**PROBLEM STATEMENT:**
Which lines hold the word "will"? Copy each of them from the material.

▬▬▬

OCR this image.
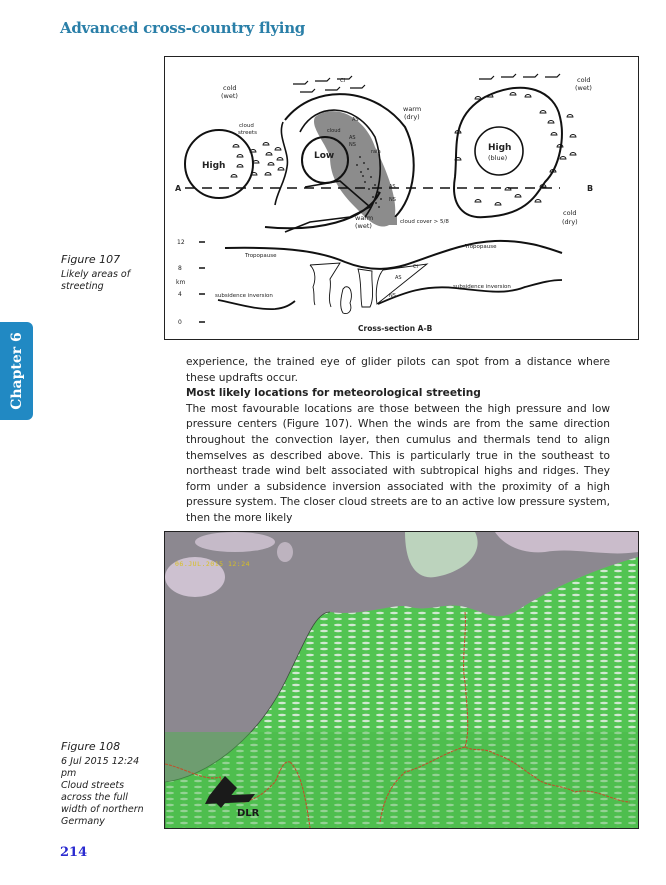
Advanced cross-country flying
cold
(wet)
cloud
streets
High
Low
cloud
AS
AS
NS
rain
AS
NS
Ci
warm
(dry)
warm
(wet)	cloud cover > 5/8
High
(blue)
cold
(wet)
cold
(dry)
A	B
12
8
km
4
0
Tropopause
Tropopause
subsidence inversion
subsidence inversion
AS
NS
Ci
Cross-section A-B
Figure 107
Likely areas of streeting
Chapter 6	experience, the trained eye of glider pilots can spot from a distance where these updrafts occur.

Most likely locations for meteorological streeting

The most favourable locations are those between the high pressure and low pressure centers (Figure 107). When the winds are from the same direction throughout the convection layer, then cumulus and thermals tend to align themselves as described above. This is particularly true in the southeast to northeast trade wind belt associated with subtropical highs and ridges. They form under a subsidence inversion associated with the proximity of a high pressure system. The closer cloud streets are to an active low pressure system, then the more likely

06.JUL.2015 12:24
DLR
Figure 108
6 Jul 2015 12:24 pm
Cloud streets across the full width of northern Germany
214
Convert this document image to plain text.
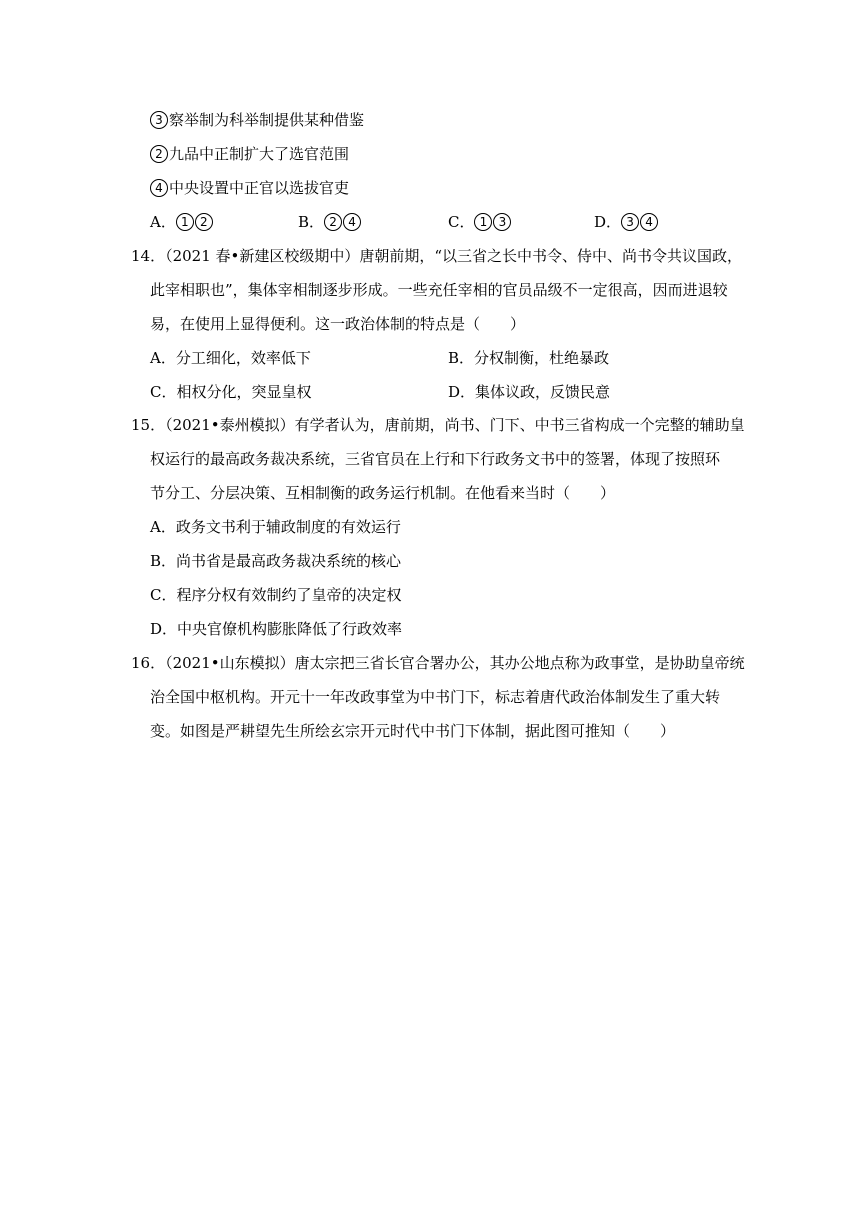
3 察举制为科举制提供某种借鉴
2 九品中正制扩大了选官范围
4 中央设置中正官以选拔官吏
A． 1 2	B． 2 4	C． 1 3	D． 3 4
14．（2021 春•新建区校级期中）唐朝前期，“以三省之长中书令、侍中、尚书令共议国政，
此宰相职也”，集体宰相制逐步形成。一些充任宰相的官员品级不一定很高，因而进退较
易，在使用上显得便利。这一政治体制的特点是（　　）
A．分工细化，效率低下	B．分权制衡，杜绝暴政
C．相权分化，突显皇权	D．集体议政，反馈民意
15．（2021•泰州模拟）有学者认为，唐前期，尚书、门下、中书三省构成一个完整的辅助皇
权运行的最高政务裁决系统，三省官员在上行和下行政务文书中的签署，体现了按照环
节分工、分层决策、互相制衡的政务运行机制。在他看来当时（　　）
A．政务文书利于辅政制度的有效运行
B．尚书省是最高政务裁决系统的核心
C．程序分权有效制约了皇帝的决定权
D．中央官僚机构膨胀降低了行政效率
16．（2021•山东模拟）唐太宗把三省长官合署办公，其办公地点称为政事堂，是协助皇帝统
治全国中枢机构。开元十一年改政事堂为中书门下，标志着唐代政治体制发生了重大转
变。如图是严耕望先生所绘玄宗开元时代中书门下体制，据此图可推知（　　）
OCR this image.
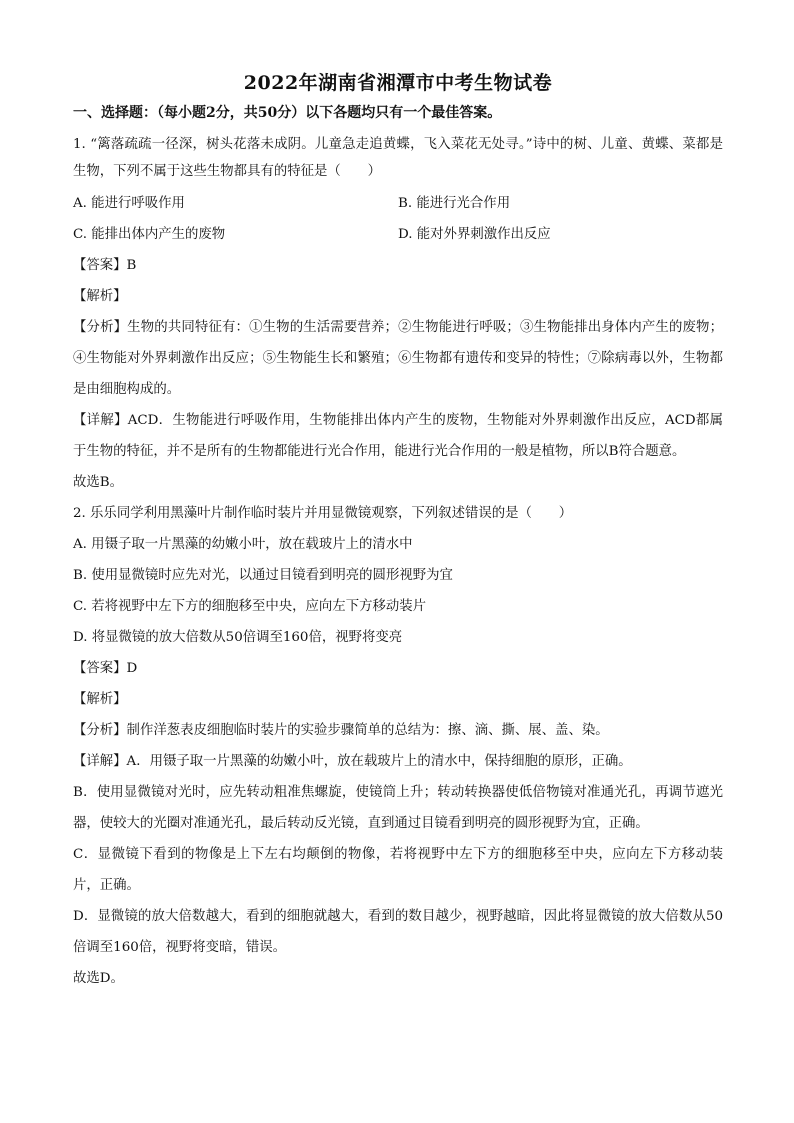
2022年湖南省湘潭市中考生物试卷
一、选择题：（每小题2分，共50分）以下各题均只有一个最佳答案。

1. “篱落疏疏一径深，树头花落未成阴。儿童急走追黄蝶，飞入菜花无处寻。”诗中的树、儿童、黄蝶、菜都是生物，下列不属于这些生物都具有的特征是（　　）

A. 能进行呼吸作用	B. 能进行光合作用
C. 能排出体内产生的废物	D. 能对外界刺激作出反应

【答案】B

【解析】

【分析】生物的共同特征有：①生物的生活需要营养；②生物能进行呼吸；③生物能排出身体内产生的废物；④生物能对外界刺激作出反应；⑤生物能生长和繁殖；⑥生物都有遗传和变异的特性；⑦除病毒以外，生物都是由细胞构成的。

【详解】ACD．生物能进行呼吸作用，生物能排出体内产生的废物，生物能对外界刺激作出反应，ACD都属于生物的特征，并不是所有的生物都能进行光合作用，能进行光合作用的一般是植物，所以B符合题意。

故选B。

2. 乐乐同学利用黑藻叶片制作临时装片并用显微镜观察，下列叙述错误的是（　　）

A. 用镊子取一片黑藻的幼嫩小叶，放在载玻片上的清水中

B. 使用显微镜时应先对光，以通过目镜看到明亮的圆形视野为宜

C. 若将视野中左下方的细胞移至中央，应向左下方移动装片

D. 将显微镜的放大倍数从50倍调至160倍，视野将变亮

【答案】D

【解析】

【分析】制作洋葱表皮细胞临时装片的实验步骤简单的总结为：擦、滴、撕、展、盖、染。

【详解】A．用镊子取一片黑藻的幼嫩小叶，放在载玻片上的清水中，保持细胞的原形，正确。

B．使用显微镜对光时，应先转动粗准焦螺旋，使镜筒上升；转动转换器使低倍物镜对准通光孔，再调节遮光器，使较大的光圈对准通光孔，最后转动反光镜，直到通过目镜看到明亮的圆形视野为宜，正确。

C．显微镜下看到的物像是上下左右均颠倒的物像，若将视野中左下方的细胞移至中央，应向左下方移动装片，正确。

D．显微镜的放大倍数越大，看到的细胞就越大，看到的数目越少，视野越暗，因此将显微镜的放大倍数从50倍调至160倍，视野将变暗，错误。

故选D。
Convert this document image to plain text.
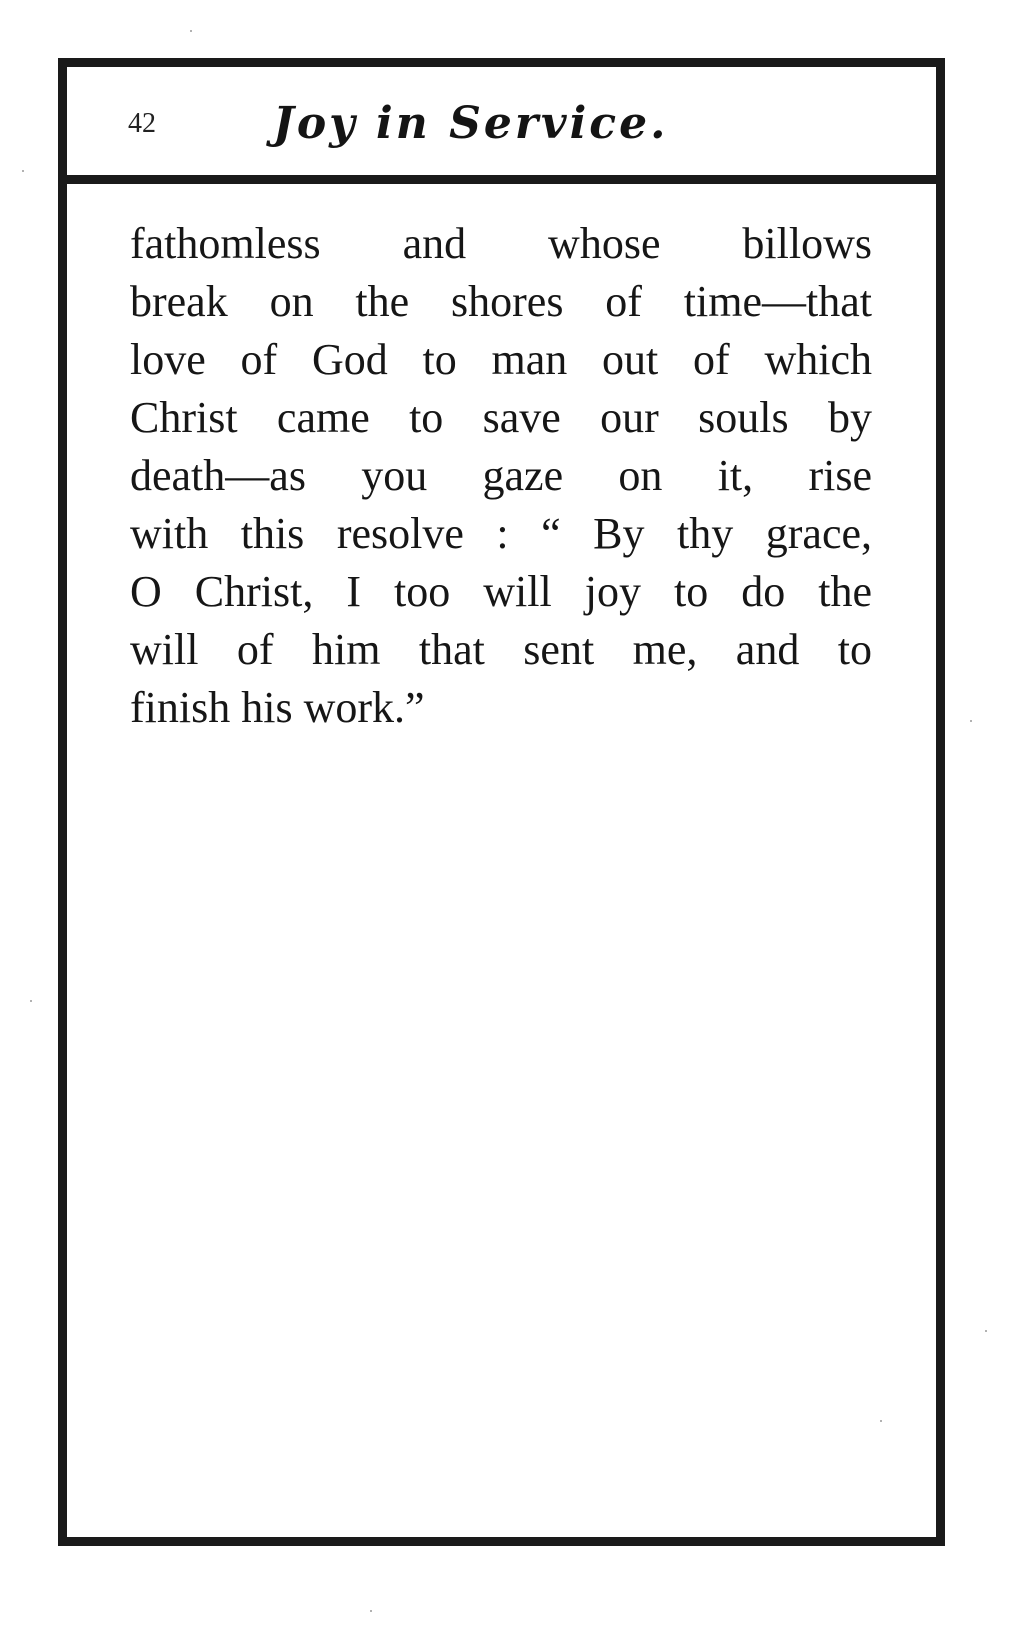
42	Joy in Service.
fathomless and whose billows
break on the shores of time—that
love of God to man out of which
Christ came to save our souls by
death—as you gaze on it, rise
with this resolve : “ By thy grace,
O Christ, I too will joy to do the
will of him that sent me, and to
finish his work.”
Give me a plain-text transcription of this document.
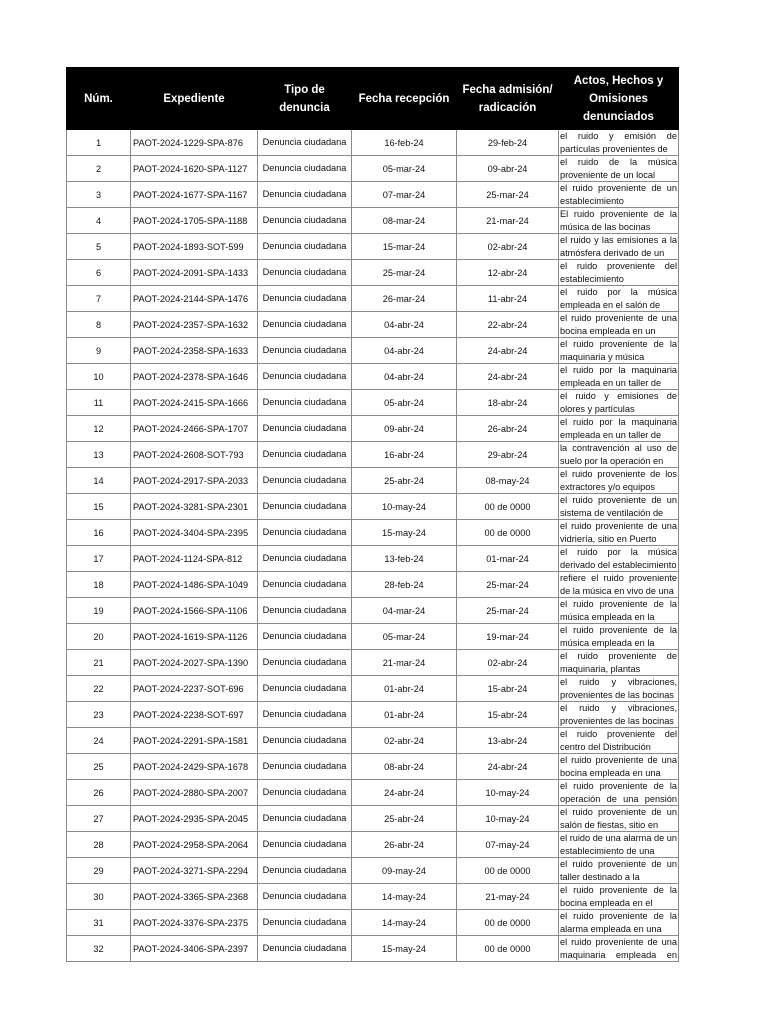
Núm.	Expediente	Tipo de denuncia	Fecha recepción	Fecha admisión/ radicación	Actos, Hechos y Omisiones denunciados
1	PAOT-2024-1229-SPA-876	Denuncia ciudadana	16-feb-24	29-feb-24	el ruido y emisión de partículas provenientes de

2	PAOT-2024-1620-SPA-1127	Denuncia ciudadana	05-mar-24	09-abr-24	el ruido de la música proveniente de un local

3	PAOT-2024-1677-SPA-1167	Denuncia ciudadana	07-mar-24	25-mar-24	el ruido proveniente de un establecimiento

4	PAOT-2024-1705-SPA-1188	Denuncia ciudadana	08-mar-24	21-mar-24	El ruido proveniente de la música de las bocinas

5	PAOT-2024-1893-SOT-599	Denuncia ciudadana	15-mar-24	02-abr-24	el ruido y las emisiones a la atmósfera derivado de un

6	PAOT-2024-2091-SPA-1433	Denuncia ciudadana	25-mar-24	12-abr-24	el ruido proveniente del establecimiento

7	PAOT-2024-2144-SPA-1476	Denuncia ciudadana	26-mar-24	11-abr-24	el ruido por la música empleada en el salón de

8	PAOT-2024-2357-SPA-1632	Denuncia ciudadana	04-abr-24	22-abr-24	el ruido proveniente de una bocina empleada en un

9	PAOT-2024-2358-SPA-1633	Denuncia ciudadana	04-abr-24	24-abr-24	el ruido proveniente de la maquinaria y música

10	PAOT-2024-2378-SPA-1646	Denuncia ciudadana	04-abr-24	24-abr-24	el ruido por la maquinaria empleada en un taller de

11	PAOT-2024-2415-SPA-1666	Denuncia ciudadana	05-abr-24	18-abr-24	el ruido y emisiones de olores y partículas

12	PAOT-2024-2466-SPA-1707	Denuncia ciudadana	09-abr-24	26-abr-24	el ruido por la maquinaria empleada en un taller de

13	PAOT-2024-2608-SOT-793	Denuncia ciudadana	16-abr-24	29-abr-24	la contravención al uso de suelo por la operación en

14	PAOT-2024-2917-SPA-2033	Denuncia ciudadana	25-abr-24	08-may-24	el ruido proveniente de los extractores y/o equipos

15	PAOT-2024-3281-SPA-2301	Denuncia ciudadana	10-may-24	00 de 0000	el ruido proveniente de un sistema de ventilación de

16	PAOT-2024-3404-SPA-2395	Denuncia ciudadana	15-may-24	00 de 0000	el ruido proveniente de una vidriería, sitio en Puerto

17	PAOT-2024-1124-SPA-812	Denuncia ciudadana	13-feb-24	01-mar-24	el ruido por la música derivado del establecimiento

18	PAOT-2024-1486-SPA-1049	Denuncia ciudadana	28-feb-24	25-mar-24	refiere el ruido proveniente de la música en vivo de una

19	PAOT-2024-1566-SPA-1106	Denuncia ciudadana	04-mar-24	25-mar-24	el ruido proveniente de la música empleada en la

20	PAOT-2024-1619-SPA-1126	Denuncia ciudadana	05-mar-24	19-mar-24	el ruido proveniente de la música empleada en la

21	PAOT-2024-2027-SPA-1390	Denuncia ciudadana	21-mar-24	02-abr-24	el ruido proveniente de maquinaria, plantas

22	PAOT-2024-2237-SOT-696	Denuncia ciudadana	01-abr-24	15-abr-24	el ruido y vibraciones, provenientes de las bocinas

23	PAOT-2024-2238-SOT-697	Denuncia ciudadana	01-abr-24	15-abr-24	el ruido y vibraciones, provenientes de las bocinas

24	PAOT-2024-2291-SPA-1581	Denuncia ciudadana	02-abr-24	13-abr-24	el ruido proveniente del centro del Distribución

25	PAOT-2024-2429-SPA-1678	Denuncia ciudadana	08-abr-24	24-abr-24	el ruido proveniente de una bocina empleada en una

26	PAOT-2024-2880-SPA-2007	Denuncia ciudadana	24-abr-24	10-may-24	el ruido proveniente de la operación de una pensión

27	PAOT-2024-2935-SPA-2045	Denuncia ciudadana	25-abr-24	10-may-24	el ruido proveniente de un salón de fiestas, sitio en

28	PAOT-2024-2958-SPA-2064	Denuncia ciudadana	26-abr-24	07-may-24	el ruido de una alarma de un establecimiento de una

29	PAOT-2024-3271-SPA-2294	Denuncia ciudadana	09-may-24	00 de 0000	el ruido proveniente de un taller destinado a la

30	PAOT-2024-3365-SPA-2368	Denuncia ciudadana	14-may-24	21-may-24	el ruido proveniente de la bocina empleada en el

31	PAOT-2024-3376-SPA-2375	Denuncia ciudadana	14-may-24	00 de 0000	el ruido proveniente de la alarma empleada en una

32	PAOT-2024-3406-SPA-2397	Denuncia ciudadana	15-may-24	00 de 0000	el ruido proveniente de una maquinaria empleada en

▬▬▬

**OUTPUT BELOW:**
O Christ, I too will joy to do the
will of him that sent me, and to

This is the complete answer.